→ Stated exercise:
Copy the following entries word for word, line by line.

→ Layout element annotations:
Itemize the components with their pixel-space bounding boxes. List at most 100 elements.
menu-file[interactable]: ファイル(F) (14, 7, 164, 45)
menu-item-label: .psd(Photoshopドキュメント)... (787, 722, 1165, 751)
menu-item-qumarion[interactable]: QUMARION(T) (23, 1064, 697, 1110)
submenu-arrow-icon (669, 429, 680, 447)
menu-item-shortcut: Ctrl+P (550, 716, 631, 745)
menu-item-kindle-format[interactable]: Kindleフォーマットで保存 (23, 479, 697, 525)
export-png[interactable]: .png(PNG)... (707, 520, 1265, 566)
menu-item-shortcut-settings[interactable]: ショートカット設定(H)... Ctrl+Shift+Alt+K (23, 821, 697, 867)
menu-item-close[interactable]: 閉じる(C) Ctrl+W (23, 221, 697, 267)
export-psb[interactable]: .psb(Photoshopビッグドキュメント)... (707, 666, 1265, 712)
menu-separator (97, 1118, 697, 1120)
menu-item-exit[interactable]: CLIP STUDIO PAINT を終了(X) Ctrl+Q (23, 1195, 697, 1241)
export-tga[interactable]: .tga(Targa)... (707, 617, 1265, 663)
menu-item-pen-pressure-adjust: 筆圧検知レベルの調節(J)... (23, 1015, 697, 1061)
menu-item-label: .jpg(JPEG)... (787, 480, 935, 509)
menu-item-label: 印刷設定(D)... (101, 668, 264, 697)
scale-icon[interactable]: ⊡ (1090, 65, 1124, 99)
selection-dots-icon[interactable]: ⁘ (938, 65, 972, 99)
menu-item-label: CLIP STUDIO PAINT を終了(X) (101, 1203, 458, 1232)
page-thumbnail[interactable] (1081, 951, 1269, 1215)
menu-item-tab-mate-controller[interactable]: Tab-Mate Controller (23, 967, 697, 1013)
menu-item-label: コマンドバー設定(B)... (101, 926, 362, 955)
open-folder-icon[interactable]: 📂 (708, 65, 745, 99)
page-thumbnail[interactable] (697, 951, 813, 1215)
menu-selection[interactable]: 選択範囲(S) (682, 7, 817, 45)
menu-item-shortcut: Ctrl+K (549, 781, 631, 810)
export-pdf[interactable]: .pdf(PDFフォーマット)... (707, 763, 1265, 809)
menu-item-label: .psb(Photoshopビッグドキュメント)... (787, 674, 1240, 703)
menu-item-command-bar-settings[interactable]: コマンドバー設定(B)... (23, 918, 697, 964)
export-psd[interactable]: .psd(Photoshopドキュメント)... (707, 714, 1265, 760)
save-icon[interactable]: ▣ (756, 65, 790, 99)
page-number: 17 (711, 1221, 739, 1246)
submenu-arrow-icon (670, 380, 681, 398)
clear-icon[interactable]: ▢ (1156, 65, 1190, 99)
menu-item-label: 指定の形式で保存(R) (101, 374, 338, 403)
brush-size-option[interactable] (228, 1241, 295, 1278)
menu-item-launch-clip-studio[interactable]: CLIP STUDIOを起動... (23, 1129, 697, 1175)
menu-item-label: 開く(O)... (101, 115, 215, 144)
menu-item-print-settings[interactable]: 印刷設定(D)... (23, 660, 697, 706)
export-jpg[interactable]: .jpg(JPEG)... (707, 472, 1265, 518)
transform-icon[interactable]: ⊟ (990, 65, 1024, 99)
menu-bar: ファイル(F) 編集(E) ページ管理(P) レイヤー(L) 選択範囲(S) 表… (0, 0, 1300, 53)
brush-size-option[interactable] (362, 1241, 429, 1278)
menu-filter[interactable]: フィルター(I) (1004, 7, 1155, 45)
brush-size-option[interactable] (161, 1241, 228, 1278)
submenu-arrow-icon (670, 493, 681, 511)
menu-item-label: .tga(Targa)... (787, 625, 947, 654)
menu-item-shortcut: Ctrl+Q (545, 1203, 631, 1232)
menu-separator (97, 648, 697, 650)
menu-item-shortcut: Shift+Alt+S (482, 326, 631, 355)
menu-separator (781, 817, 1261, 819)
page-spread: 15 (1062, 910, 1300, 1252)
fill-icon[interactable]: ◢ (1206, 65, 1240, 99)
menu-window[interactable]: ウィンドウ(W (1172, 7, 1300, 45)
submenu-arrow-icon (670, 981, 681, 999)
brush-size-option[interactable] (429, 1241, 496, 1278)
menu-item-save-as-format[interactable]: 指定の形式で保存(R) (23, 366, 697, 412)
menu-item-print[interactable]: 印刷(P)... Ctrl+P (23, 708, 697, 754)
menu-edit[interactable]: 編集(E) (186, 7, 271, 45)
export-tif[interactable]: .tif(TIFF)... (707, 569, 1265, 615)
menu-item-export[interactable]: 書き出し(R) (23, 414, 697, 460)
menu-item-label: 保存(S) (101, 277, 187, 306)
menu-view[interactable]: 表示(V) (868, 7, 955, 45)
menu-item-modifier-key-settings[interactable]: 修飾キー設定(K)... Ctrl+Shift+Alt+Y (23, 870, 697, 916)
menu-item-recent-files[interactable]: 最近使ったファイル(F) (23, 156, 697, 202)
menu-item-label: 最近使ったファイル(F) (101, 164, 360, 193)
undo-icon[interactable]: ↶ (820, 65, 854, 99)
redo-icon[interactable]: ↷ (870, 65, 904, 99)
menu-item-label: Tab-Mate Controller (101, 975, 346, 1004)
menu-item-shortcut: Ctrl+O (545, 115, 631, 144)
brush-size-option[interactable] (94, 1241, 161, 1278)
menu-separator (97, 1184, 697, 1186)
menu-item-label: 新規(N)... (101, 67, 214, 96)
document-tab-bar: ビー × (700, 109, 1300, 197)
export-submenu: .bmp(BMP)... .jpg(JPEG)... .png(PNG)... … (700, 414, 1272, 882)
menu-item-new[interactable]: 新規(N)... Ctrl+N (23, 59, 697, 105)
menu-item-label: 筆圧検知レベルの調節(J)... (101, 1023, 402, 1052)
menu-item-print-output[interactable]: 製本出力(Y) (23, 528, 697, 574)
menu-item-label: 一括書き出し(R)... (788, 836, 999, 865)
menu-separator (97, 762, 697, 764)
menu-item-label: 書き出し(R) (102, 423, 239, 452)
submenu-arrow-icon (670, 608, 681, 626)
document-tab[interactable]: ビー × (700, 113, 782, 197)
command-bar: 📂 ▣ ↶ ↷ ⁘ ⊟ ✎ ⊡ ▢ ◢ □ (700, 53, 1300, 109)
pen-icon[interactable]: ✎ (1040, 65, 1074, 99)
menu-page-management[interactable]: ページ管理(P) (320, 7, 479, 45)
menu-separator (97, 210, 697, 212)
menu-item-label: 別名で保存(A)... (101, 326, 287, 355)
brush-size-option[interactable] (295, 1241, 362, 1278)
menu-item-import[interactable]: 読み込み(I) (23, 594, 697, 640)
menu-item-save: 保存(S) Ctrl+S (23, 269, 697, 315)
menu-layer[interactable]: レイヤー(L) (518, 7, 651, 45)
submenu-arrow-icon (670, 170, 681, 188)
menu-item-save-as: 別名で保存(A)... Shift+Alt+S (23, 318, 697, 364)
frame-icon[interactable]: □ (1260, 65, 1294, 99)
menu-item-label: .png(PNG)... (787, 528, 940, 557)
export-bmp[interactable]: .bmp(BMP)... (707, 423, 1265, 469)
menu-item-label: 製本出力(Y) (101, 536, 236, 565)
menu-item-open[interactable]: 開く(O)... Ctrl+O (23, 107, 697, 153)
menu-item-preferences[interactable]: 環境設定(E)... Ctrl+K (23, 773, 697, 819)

→ Solution for this problem:
Itemize the components with their pixel-space bounding boxes. List at most 100 elements.
menu-file[interactable]: ファイル(F) (14, 7, 164, 45)
menu-item-label: .psd(Photoshopドキュメント)... (787, 722, 1165, 751)
menu-item-qumarion[interactable]: QUMARION(T) (23, 1064, 697, 1110)
submenu-arrow-icon (669, 429, 680, 447)
menu-item-shortcut: Ctrl+P (550, 716, 631, 745)
menu-item-kindle-format[interactable]: Kindleフォーマットで保存 (23, 479, 697, 525)
export-png[interactable]: .png(PNG)... (707, 520, 1265, 566)
menu-item-shortcut-settings[interactable]: ショートカット設定(H)... Ctrl+Shift+Alt+K (23, 821, 697, 867)
menu-item-close[interactable]: 閉じる(C) Ctrl+W (23, 221, 697, 267)
export-psb[interactable]: .psb(Photoshopビッグドキュメント)... (707, 666, 1265, 712)
menu-separator (97, 1118, 697, 1120)
menu-item-exit[interactable]: CLIP STUDIO PAINT を終了(X) Ctrl+Q (23, 1195, 697, 1241)
export-tga[interactable]: .tga(Targa)... (707, 617, 1265, 663)
menu-item-pen-pressure-adjust: 筆圧検知レベルの調節(J)... (23, 1015, 697, 1061)
menu-item-label: .jpg(JPEG)... (787, 480, 935, 509)
menu-item-label: 印刷設定(D)... (101, 668, 264, 697)
scale-icon[interactable]: ⊡ (1090, 65, 1124, 99)
selection-dots-icon[interactable]: ⁘ (938, 65, 972, 99)
menu-item-label: CLIP STUDIO PAINT を終了(X) (101, 1203, 458, 1232)
page-thumbnail[interactable] (1081, 951, 1269, 1215)
menu-item-tab-mate-controller[interactable]: Tab-Mate Controller (23, 967, 697, 1013)
menu-item-label: コマンドバー設定(B)... (101, 926, 362, 955)
open-folder-icon[interactable]: 📂 (708, 65, 745, 99)
page-thumbnail[interactable] (697, 951, 813, 1215)
menu-selection[interactable]: 選択範囲(S) (682, 7, 817, 45)
menu-item-shortcut: Ctrl+K (549, 781, 631, 810)
export-pdf[interactable]: .pdf(PDFフォーマット)... (707, 763, 1265, 809)
menu-item-label: .psb(Photoshopビッグドキュメント)... (787, 674, 1240, 703)
menu-item-command-bar-settings[interactable]: コマンドバー設定(B)... (23, 918, 697, 964)
export-psd[interactable]: .psd(Photoshopドキュメント)... (707, 714, 1265, 760)
save-icon[interactable]: ▣ (756, 65, 790, 99)
page-number: 17 (711, 1221, 739, 1246)
submenu-arrow-icon (670, 380, 681, 398)
clear-icon[interactable]: ▢ (1156, 65, 1190, 99)
menu-item-label: 指定の形式で保存(R) (101, 374, 338, 403)
brush-size-option[interactable] (228, 1241, 295, 1278)
menu-item-launch-clip-studio[interactable]: CLIP STUDIOを起動... (23, 1129, 697, 1175)
menu-item-label: 開く(O)... (101, 115, 215, 144)
menu-item-print-settings[interactable]: 印刷設定(D)... (23, 660, 697, 706)
export-jpg[interactable]: .jpg(JPEG)... (707, 472, 1265, 518)
transform-icon[interactable]: ⊟ (990, 65, 1024, 99)
menu-bar: ファイル(F) 編集(E) ページ管理(P) レイヤー(L) 選択範囲(S) 表… (0, 0, 1300, 53)
brush-size-option[interactable] (362, 1241, 429, 1278)
menu-filter[interactable]: フィルター(I) (1004, 7, 1155, 45)
brush-size-option[interactable] (161, 1241, 228, 1278)
submenu-arrow-icon (670, 493, 681, 511)
menu-item-label: .tga(Targa)... (787, 625, 947, 654)
menu-item-shortcut: Ctrl+Q (545, 1203, 631, 1232)
menu-separator (97, 648, 697, 650)
menu-item-shortcut: Shift+Alt+S (482, 326, 631, 355)
menu-separator (781, 817, 1261, 819)
page-spread: 15 (1062, 910, 1300, 1252)
fill-icon[interactable]: ◢ (1206, 65, 1240, 99)
menu-window[interactable]: ウィンドウ(W (1172, 7, 1300, 45)
submenu-arrow-icon (670, 981, 681, 999)
brush-size-option[interactable] (429, 1241, 496, 1278)
menu-item-save-as-format[interactable]: 指定の形式で保存(R) (23, 366, 697, 412)
menu-item-print[interactable]: 印刷(P)... Ctrl+P (23, 708, 697, 754)
menu-edit[interactable]: 編集(E) (186, 7, 271, 45)
export-tif[interactable]: .tif(TIFF)... (707, 569, 1265, 615)
menu-item-export[interactable]: 書き出し(R) (23, 414, 697, 460)
menu-item-label: 保存(S) (101, 277, 187, 306)
menu-view[interactable]: 表示(V) (868, 7, 955, 45)
menu-item-modifier-key-settings[interactable]: 修飾キー設定(K)... Ctrl+Shift+Alt+Y (23, 870, 697, 916)
menu-item-recent-files[interactable]: 最近使ったファイル(F) (23, 156, 697, 202)
menu-item-label: 最近使ったファイル(F) (101, 164, 360, 193)
undo-icon[interactable]: ↶ (820, 65, 854, 99)
redo-icon[interactable]: ↷ (870, 65, 904, 99)
menu-item-label: Tab-Mate Controller (101, 975, 346, 1004)
menu-item-shortcut: Ctrl+O (545, 115, 631, 144)
brush-size-option[interactable] (94, 1241, 161, 1278)
menu-separator (97, 1184, 697, 1186)
menu-item-label: 新規(N)... (101, 67, 214, 96)
document-tab-bar: ビー × (700, 109, 1300, 197)
export-submenu: .bmp(BMP)... .jpg(JPEG)... .png(PNG)... … (700, 414, 1272, 882)
menu-item-new[interactable]: 新規(N)... Ctrl+N (23, 59, 697, 105)
menu-item-label: 筆圧検知レベルの調節(J)... (101, 1023, 402, 1052)
menu-item-print-output[interactable]: 製本出力(Y) (23, 528, 697, 574)
menu-item-label: 一括書き出し(R)... (788, 836, 999, 865)
menu-separator (97, 762, 697, 764)
menu-item-label: 書き出し(R) (102, 423, 239, 452)
submenu-arrow-icon (670, 608, 681, 626)
document-tab[interactable]: ビー × (700, 113, 782, 197)
command-bar: 📂 ▣ ↶ ↷ ⁘ ⊟ ✎ ⊡ ▢ ◢ □ (700, 53, 1300, 109)
pen-icon[interactable]: ✎ (1040, 65, 1074, 99)
menu-page-management[interactable]: ページ管理(P) (320, 7, 479, 45)
menu-separator (97, 210, 697, 212)
menu-item-label: 別名で保存(A)... (101, 326, 287, 355)
brush-size-option[interactable] (295, 1241, 362, 1278)
menu-item-import[interactable]: 読み込み(I) (23, 594, 697, 640)
menu-item-save: 保存(S) Ctrl+S (23, 269, 697, 315)
menu-layer[interactable]: レイヤー(L) (518, 7, 651, 45)
submenu-arrow-icon (670, 170, 681, 188)
menu-item-save-as: 別名で保存(A)... Shift+Alt+S (23, 318, 697, 364)
frame-icon[interactable]: □ (1260, 65, 1294, 99)
menu-item-label: .png(PNG)... (787, 528, 940, 557)
export-bmp[interactable]: .bmp(BMP)... (707, 423, 1265, 469)
menu-item-label: 製本出力(Y) (101, 536, 236, 565)
menu-item-open[interactable]: 開く(O)... Ctrl+O (23, 107, 697, 153)
menu-item-preferences[interactable]: 環境設定(E)... Ctrl+K (23, 773, 697, 819)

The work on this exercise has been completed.